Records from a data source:
---------------

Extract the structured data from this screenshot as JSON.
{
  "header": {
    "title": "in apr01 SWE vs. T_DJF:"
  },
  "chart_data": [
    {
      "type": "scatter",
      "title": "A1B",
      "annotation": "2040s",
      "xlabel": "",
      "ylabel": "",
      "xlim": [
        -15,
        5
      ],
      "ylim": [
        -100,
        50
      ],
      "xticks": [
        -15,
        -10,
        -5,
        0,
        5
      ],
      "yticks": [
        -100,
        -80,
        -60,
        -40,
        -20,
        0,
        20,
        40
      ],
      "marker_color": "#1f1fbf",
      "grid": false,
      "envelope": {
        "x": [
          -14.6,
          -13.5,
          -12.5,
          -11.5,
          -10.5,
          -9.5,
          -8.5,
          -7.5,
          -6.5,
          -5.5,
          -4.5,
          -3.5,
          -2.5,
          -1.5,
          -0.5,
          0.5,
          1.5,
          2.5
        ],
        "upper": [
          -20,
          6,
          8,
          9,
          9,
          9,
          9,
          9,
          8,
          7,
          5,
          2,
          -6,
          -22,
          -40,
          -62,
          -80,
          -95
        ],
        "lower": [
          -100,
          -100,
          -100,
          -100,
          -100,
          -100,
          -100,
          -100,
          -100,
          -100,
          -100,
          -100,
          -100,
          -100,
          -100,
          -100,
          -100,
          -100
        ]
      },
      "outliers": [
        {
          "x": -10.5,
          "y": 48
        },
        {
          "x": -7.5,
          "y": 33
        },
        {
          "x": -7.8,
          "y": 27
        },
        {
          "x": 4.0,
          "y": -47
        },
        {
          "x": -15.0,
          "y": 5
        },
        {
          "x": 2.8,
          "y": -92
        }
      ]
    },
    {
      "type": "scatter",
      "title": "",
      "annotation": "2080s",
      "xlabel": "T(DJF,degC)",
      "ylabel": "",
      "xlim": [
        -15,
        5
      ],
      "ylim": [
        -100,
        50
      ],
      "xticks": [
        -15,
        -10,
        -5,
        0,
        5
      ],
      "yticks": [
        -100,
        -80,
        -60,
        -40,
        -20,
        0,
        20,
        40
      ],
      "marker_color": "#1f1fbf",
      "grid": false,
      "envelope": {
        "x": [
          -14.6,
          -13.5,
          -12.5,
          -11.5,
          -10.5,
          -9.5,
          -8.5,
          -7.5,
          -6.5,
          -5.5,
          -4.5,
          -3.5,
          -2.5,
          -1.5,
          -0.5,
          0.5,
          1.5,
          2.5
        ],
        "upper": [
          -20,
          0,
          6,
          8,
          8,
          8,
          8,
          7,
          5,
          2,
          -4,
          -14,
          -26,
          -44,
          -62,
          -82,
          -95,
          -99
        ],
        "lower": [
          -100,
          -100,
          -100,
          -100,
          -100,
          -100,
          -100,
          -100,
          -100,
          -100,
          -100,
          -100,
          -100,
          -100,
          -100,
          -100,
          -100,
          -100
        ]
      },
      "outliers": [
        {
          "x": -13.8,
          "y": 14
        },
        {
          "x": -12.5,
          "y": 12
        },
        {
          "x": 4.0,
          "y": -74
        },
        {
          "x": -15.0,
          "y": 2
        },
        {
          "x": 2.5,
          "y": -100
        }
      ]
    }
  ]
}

---------------

YOUR INSTRUCTIONS: All of the entries must be quoted exactly; please include each one.

RESPONSE TO THIS EXERCISE:
Extract the structured data from this screenshot as JSON.
{
  "header": {
    "title": "in apr01 SWE vs. T_DJF:"
  },
  "chart_data": [
    {
      "type": "scatter",
      "title": "A1B",
      "annotation": "2040s",
      "xlabel": "",
      "ylabel": "",
      "xlim": [
        -15,
        5
      ],
      "ylim": [
        -100,
        50
      ],
      "xticks": [
        -15,
        -10,
        -5,
        0,
        5
      ],
      "yticks": [
        -100,
        -80,
        -60,
        -40,
        -20,
        0,
        20,
        40
      ],
      "marker_color": "#1f1fbf",
      "grid": false,
      "envelope": {
        "x": [
          -14.6,
          -13.5,
          -12.5,
          -11.5,
          -10.5,
          -9.5,
          -8.5,
          -7.5,
          -6.5,
          -5.5,
          -4.5,
          -3.5,
          -2.5,
          -1.5,
          -0.5,
          0.5,
          1.5,
          2.5
        ],
        "upper": [
          -20,
          6,
          8,
          9,
          9,
          9,
          9,
          9,
          8,
          7,
          5,
          2,
          -6,
          -22,
          -40,
          -62,
          -80,
          -95
        ],
        "lower": [
          -100,
          -100,
          -100,
          -100,
          -100,
          -100,
          -100,
          -100,
          -100,
          -100,
          -100,
          -100,
          -100,
          -100,
          -100,
          -100,
          -100,
          -100
        ]
      },
      "outliers": [
        {
          "x": -10.5,
          "y": 48
        },
        {
          "x": -7.5,
          "y": 33
        },
        {
          "x": -7.8,
          "y": 27
        },
        {
          "x": 4.0,
          "y": -47
        },
        {
          "x": -15.0,
          "y": 5
        },
        {
          "x": 2.8,
          "y": -92
        }
      ]
    },
    {
      "type": "scatter",
      "title": "",
      "annotation": "2080s",
      "xlabel": "T(DJF,degC)",
      "ylabel": "",
      "xlim": [
        -15,
        5
      ],
      "ylim": [
        -100,
        50
      ],
      "xticks": [
        -15,
        -10,
        -5,
        0,
        5
      ],
      "yticks": [
        -100,
        -80,
        -60,
        -40,
        -20,
        0,
        20,
        40
      ],
      "marker_color": "#1f1fbf",
      "grid": false,
      "envelope": {
        "x": [
          -14.6,
          -13.5,
          -12.5,
          -11.5,
          -10.5,
          -9.5,
          -8.5,
          -7.5,
          -6.5,
          -5.5,
          -4.5,
          -3.5,
          -2.5,
          -1.5,
          -0.5,
          0.5,
          1.5,
          2.5
        ],
        "upper": [
          -20,
          0,
          6,
          8,
          8,
          8,
          8,
          7,
          5,
          2,
          -4,
          -14,
          -26,
          -44,
          -62,
          -82,
          -95,
          -99
        ],
        "lower": [
          -100,
          -100,
          -100,
          -100,
          -100,
          -100,
          -100,
          -100,
          -100,
          -100,
          -100,
          -100,
          -100,
          -100,
          -100,
          -100,
          -100,
          -100
        ]
      },
      "outliers": [
        {
          "x": -13.8,
          "y": 14
        },
        {
          "x": -12.5,
          "y": 12
        },
        {
          "x": 4.0,
          "y": -74
        },
        {
          "x": -15.0,
          "y": 2
        },
        {
          "x": 2.5,
          "y": -100
        }
      ]
    }
  ]
}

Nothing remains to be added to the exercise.